> **EXERCISE INPUT**:
○ ○ ○ ○ ○ ○ ○

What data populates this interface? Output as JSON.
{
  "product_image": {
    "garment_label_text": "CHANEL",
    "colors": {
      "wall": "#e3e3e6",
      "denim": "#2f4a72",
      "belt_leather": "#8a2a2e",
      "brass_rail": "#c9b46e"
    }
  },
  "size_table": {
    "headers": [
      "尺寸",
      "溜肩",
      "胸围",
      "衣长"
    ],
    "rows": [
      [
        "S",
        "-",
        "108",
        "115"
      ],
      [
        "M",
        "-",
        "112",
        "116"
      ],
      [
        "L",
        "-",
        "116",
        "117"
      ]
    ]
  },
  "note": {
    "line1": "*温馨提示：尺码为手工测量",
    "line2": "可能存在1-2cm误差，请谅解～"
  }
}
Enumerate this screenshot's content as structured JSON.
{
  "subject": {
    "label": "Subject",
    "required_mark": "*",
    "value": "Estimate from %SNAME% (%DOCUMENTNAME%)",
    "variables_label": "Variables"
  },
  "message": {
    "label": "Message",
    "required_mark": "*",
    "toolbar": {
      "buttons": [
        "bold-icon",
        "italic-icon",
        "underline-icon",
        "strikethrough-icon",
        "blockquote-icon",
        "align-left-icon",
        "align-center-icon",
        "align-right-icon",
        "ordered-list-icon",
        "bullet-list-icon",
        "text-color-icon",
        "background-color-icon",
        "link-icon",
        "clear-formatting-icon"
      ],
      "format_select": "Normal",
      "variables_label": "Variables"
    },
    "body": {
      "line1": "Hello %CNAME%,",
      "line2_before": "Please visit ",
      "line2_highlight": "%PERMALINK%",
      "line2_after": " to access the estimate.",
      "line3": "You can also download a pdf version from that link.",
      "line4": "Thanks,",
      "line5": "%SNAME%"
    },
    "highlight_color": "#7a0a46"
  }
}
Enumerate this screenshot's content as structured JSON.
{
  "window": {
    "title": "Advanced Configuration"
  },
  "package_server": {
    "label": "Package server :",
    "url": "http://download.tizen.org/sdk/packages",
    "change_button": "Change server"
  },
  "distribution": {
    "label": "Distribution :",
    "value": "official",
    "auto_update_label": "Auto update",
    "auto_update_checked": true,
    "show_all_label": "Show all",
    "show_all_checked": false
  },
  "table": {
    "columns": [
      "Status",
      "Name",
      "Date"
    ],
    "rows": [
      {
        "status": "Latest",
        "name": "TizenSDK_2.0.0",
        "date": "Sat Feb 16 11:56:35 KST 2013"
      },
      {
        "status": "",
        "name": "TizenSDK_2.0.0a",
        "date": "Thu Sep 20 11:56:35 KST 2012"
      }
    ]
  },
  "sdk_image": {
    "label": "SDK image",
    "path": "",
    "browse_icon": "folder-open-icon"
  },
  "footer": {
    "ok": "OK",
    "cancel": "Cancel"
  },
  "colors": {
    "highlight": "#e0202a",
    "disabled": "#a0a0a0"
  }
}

○ ○ ○ ○ ○ ○ ○

> **STATED PROBLEM**: Check the records above line by line and tally those holding the string "from". Answer with the number only.

> **EXERCISE RESULT**: 2